Stored records

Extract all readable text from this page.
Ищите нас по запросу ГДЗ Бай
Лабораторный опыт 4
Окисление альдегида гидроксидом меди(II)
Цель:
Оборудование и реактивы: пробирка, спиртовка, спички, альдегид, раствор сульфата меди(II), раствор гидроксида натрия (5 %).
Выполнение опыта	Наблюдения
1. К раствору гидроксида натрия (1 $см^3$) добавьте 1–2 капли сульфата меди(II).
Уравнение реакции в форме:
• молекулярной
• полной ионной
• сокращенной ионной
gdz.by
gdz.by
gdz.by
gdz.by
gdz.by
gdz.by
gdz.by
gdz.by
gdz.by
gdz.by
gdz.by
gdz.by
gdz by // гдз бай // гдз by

OBJECTIVE:
Gather from the data above every line with the string "сульфата".

SOLUTION FOR THIS TASK:
Оборудование и реактивы: пробирка, спиртовка, спички, альдегид, раствор сульфата меди(II), раствор гидроксида натрия (5 %).
1. К раствору гидроксида натрия (1 $см^3$) добавьте 1–2 капли сульфата меди(II).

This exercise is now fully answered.